* _Task statement_
All records are to be retyped faithfully and completely.
===== Data =====
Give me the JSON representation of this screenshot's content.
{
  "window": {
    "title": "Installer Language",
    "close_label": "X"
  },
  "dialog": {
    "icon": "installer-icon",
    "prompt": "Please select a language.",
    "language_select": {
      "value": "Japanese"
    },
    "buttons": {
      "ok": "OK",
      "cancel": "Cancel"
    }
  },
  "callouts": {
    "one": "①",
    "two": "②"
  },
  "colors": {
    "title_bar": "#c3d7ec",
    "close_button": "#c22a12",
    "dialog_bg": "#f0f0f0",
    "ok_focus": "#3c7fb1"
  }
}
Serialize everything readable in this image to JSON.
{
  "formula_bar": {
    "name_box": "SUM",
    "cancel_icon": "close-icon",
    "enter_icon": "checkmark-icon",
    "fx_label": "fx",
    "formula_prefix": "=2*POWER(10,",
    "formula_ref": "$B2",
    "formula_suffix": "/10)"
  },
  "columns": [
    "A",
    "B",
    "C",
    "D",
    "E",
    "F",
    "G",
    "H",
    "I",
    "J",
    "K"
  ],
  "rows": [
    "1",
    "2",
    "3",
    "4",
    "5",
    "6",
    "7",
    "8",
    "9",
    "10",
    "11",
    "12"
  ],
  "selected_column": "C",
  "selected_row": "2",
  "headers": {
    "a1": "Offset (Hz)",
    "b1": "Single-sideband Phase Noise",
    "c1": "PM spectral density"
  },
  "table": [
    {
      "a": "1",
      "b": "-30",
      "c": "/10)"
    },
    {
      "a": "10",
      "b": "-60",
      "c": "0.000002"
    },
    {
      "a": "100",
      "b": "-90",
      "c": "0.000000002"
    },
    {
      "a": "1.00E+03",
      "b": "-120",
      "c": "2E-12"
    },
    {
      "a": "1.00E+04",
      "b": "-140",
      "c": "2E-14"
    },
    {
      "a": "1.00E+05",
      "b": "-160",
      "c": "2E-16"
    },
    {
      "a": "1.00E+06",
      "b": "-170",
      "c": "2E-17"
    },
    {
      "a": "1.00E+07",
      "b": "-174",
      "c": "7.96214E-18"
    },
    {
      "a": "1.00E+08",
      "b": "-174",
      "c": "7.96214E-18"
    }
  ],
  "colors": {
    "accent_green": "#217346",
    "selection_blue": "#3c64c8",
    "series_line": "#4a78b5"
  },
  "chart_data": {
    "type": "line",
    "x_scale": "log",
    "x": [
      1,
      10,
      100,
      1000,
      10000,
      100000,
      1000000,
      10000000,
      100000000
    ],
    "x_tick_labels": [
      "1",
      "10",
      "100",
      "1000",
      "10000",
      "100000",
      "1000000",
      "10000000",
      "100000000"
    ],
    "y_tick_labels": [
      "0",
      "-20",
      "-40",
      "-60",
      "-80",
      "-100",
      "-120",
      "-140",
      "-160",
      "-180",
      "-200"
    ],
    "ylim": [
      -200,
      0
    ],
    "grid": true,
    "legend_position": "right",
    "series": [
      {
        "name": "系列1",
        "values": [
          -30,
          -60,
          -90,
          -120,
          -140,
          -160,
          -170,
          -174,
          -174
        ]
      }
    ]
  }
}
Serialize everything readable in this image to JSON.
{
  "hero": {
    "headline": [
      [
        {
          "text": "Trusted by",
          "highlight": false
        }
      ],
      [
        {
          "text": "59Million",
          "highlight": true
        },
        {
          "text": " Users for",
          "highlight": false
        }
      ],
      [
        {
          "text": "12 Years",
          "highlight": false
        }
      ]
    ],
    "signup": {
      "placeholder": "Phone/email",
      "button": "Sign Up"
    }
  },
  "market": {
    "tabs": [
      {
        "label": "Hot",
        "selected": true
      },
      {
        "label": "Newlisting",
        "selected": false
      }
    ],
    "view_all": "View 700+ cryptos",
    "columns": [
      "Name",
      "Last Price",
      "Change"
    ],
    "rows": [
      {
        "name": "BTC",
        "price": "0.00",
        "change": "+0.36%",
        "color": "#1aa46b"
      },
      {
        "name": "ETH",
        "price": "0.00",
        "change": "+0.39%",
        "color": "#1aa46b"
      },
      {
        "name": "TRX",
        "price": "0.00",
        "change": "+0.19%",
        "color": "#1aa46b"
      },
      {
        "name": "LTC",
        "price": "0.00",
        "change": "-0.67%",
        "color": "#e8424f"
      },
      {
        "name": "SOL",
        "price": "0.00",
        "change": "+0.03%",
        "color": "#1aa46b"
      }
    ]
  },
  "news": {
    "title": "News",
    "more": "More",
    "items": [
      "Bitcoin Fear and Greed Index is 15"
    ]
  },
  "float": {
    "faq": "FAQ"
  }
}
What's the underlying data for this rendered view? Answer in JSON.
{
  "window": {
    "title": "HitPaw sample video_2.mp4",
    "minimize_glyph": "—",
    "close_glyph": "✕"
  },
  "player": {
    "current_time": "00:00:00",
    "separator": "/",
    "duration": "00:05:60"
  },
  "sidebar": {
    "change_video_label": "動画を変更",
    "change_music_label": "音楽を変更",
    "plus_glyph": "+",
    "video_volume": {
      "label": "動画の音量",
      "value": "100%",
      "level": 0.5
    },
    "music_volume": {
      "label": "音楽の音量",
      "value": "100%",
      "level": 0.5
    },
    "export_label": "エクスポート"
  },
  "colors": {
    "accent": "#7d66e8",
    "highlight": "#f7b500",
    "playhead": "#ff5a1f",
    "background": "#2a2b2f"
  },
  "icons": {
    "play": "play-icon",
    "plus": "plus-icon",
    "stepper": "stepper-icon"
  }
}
=====
* _Final answer_
Give me the JSON representation of this screenshot's content.
{
  "window": {
    "title": "Installer Language",
    "close_label": "X"
  },
  "dialog": {
    "icon": "installer-icon",
    "prompt": "Please select a language.",
    "language_select": {
      "value": "Japanese"
    },
    "buttons": {
      "ok": "OK",
      "cancel": "Cancel"
    }
  },
  "callouts": {
    "one": "①",
    "two": "②"
  },
  "colors": {
    "title_bar": "#c3d7ec",
    "close_button": "#c22a12",
    "dialog_bg": "#f0f0f0",
    "ok_focus": "#3c7fb1"
  }
}
Serialize everything readable in this image to JSON.
{
  "formula_bar": {
    "name_box": "SUM",
    "cancel_icon": "close-icon",
    "enter_icon": "checkmark-icon",
    "fx_label": "fx",
    "formula_prefix": "=2*POWER(10,",
    "formula_ref": "$B2",
    "formula_suffix": "/10)"
  },
  "columns": [
    "A",
    "B",
    "C",
    "D",
    "E",
    "F",
    "G",
    "H",
    "I",
    "J",
    "K"
  ],
  "rows": [
    "1",
    "2",
    "3",
    "4",
    "5",
    "6",
    "7",
    "8",
    "9",
    "10",
    "11",
    "12"
  ],
  "selected_column": "C",
  "selected_row": "2",
  "headers": {
    "a1": "Offset (Hz)",
    "b1": "Single-sideband Phase Noise",
    "c1": "PM spectral density"
  },
  "table": [
    {
      "a": "1",
      "b": "-30",
      "c": "/10)"
    },
    {
      "a": "10",
      "b": "-60",
      "c": "0.000002"
    },
    {
      "a": "100",
      "b": "-90",
      "c": "0.000000002"
    },
    {
      "a": "1.00E+03",
      "b": "-120",
      "c": "2E-12"
    },
    {
      "a": "1.00E+04",
      "b": "-140",
      "c": "2E-14"
    },
    {
      "a": "1.00E+05",
      "b": "-160",
      "c": "2E-16"
    },
    {
      "a": "1.00E+06",
      "b": "-170",
      "c": "2E-17"
    },
    {
      "a": "1.00E+07",
      "b": "-174",
      "c": "7.96214E-18"
    },
    {
      "a": "1.00E+08",
      "b": "-174",
      "c": "7.96214E-18"
    }
  ],
  "colors": {
    "accent_green": "#217346",
    "selection_blue": "#3c64c8",
    "series_line": "#4a78b5"
  },
  "chart_data": {
    "type": "line",
    "x_scale": "log",
    "x": [
      1,
      10,
      100,
      1000,
      10000,
      100000,
      1000000,
      10000000,
      100000000
    ],
    "x_tick_labels": [
      "1",
      "10",
      "100",
      "1000",
      "10000",
      "100000",
      "1000000",
      "10000000",
      "100000000"
    ],
    "y_tick_labels": [
      "0",
      "-20",
      "-40",
      "-60",
      "-80",
      "-100",
      "-120",
      "-140",
      "-160",
      "-180",
      "-200"
    ],
    "ylim": [
      -200,
      0
    ],
    "grid": true,
    "legend_position": "right",
    "series": [
      {
        "name": "系列1",
        "values": [
          -30,
          -60,
          -90,
          -120,
          -140,
          -160,
          -170,
          -174,
          -174
        ]
      }
    ]
  }
}
Serialize everything readable in this image to JSON.
{
  "hero": {
    "headline": [
      [
        {
          "text": "Trusted by",
          "highlight": false
        }
      ],
      [
        {
          "text": "59Million",
          "highlight": true
        },
        {
          "text": " Users for",
          "highlight": false
        }
      ],
      [
        {
          "text": "12 Years",
          "highlight": false
        }
      ]
    ],
    "signup": {
      "placeholder": "Phone/email",
      "button": "Sign Up"
    }
  },
  "market": {
    "tabs": [
      {
        "label": "Hot",
        "selected": true
      },
      {
        "label": "Newlisting",
        "selected": false
      }
    ],
    "view_all": "View 700+ cryptos",
    "columns": [
      "Name",
      "Last Price",
      "Change"
    ],
    "rows": [
      {
        "name": "BTC",
        "price": "0.00",
        "change": "+0.36%",
        "color": "#1aa46b"
      },
      {
        "name": "ETH",
        "price": "0.00",
        "change": "+0.39%",
        "color": "#1aa46b"
      },
      {
        "name": "TRX",
        "price": "0.00",
        "change": "+0.19%",
        "color": "#1aa46b"
      },
      {
        "name": "LTC",
        "price": "0.00",
        "change": "-0.67%",
        "color": "#e8424f"
      },
      {
        "name": "SOL",
        "price": "0.00",
        "change": "+0.03%",
        "color": "#1aa46b"
      }
    ]
  },
  "news": {
    "title": "News",
    "more": "More",
    "items": [
      "Bitcoin Fear and Greed Index is 15"
    ]
  },
  "float": {
    "faq": "FAQ"
  }
}
What's the underlying data for this rendered view? Answer in JSON.
{
  "window": {
    "title": "HitPaw sample video_2.mp4",
    "minimize_glyph": "—",
    "close_glyph": "✕"
  },
  "player": {
    "current_time": "00:00:00",
    "separator": "/",
    "duration": "00:05:60"
  },
  "sidebar": {
    "change_video_label": "動画を変更",
    "change_music_label": "音楽を変更",
    "plus_glyph": "+",
    "video_volume": {
      "label": "動画の音量",
      "value": "100%",
      "level": 0.5
    },
    "music_volume": {
      "label": "音楽の音量",
      "value": "100%",
      "level": 0.5
    },
    "export_label": "エクスポート"
  },
  "colors": {
    "accent": "#7d66e8",
    "highlight": "#f7b500",
    "playhead": "#ff5a1f",
    "background": "#2a2b2f"
  },
  "icons": {
    "play": "play-icon",
    "plus": "plus-icon",
    "stepper": "stepper-icon"
  }
}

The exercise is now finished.